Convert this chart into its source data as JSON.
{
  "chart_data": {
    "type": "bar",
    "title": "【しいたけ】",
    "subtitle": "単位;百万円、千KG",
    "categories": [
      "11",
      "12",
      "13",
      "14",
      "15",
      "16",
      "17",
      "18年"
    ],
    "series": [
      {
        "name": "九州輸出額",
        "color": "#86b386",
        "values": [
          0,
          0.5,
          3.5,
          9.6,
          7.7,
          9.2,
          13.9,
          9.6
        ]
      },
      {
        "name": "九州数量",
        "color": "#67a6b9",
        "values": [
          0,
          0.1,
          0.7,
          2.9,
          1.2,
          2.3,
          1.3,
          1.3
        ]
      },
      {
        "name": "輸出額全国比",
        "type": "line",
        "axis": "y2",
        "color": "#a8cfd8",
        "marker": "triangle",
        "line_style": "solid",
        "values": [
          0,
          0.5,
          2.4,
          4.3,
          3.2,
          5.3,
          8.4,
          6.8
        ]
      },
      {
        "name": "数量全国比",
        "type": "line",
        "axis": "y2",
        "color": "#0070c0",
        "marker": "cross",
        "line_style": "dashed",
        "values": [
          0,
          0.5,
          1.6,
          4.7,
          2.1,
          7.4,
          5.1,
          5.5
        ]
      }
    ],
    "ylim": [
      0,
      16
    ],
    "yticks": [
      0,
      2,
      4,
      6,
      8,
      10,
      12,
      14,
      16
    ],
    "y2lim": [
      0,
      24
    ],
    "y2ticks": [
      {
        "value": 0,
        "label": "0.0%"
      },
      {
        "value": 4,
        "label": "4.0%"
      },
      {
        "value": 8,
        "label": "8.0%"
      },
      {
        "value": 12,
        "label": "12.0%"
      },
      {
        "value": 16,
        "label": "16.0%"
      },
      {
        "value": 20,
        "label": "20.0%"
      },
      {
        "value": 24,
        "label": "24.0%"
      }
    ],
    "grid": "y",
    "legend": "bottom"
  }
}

========================================================================

**What is being asked:** Reproduce each line holding the word "color".

**Response:**
        "color": "#86b386",
        "color": "#67a6b9",
        "color": "#a8cfd8",
        "color": "#0070c0",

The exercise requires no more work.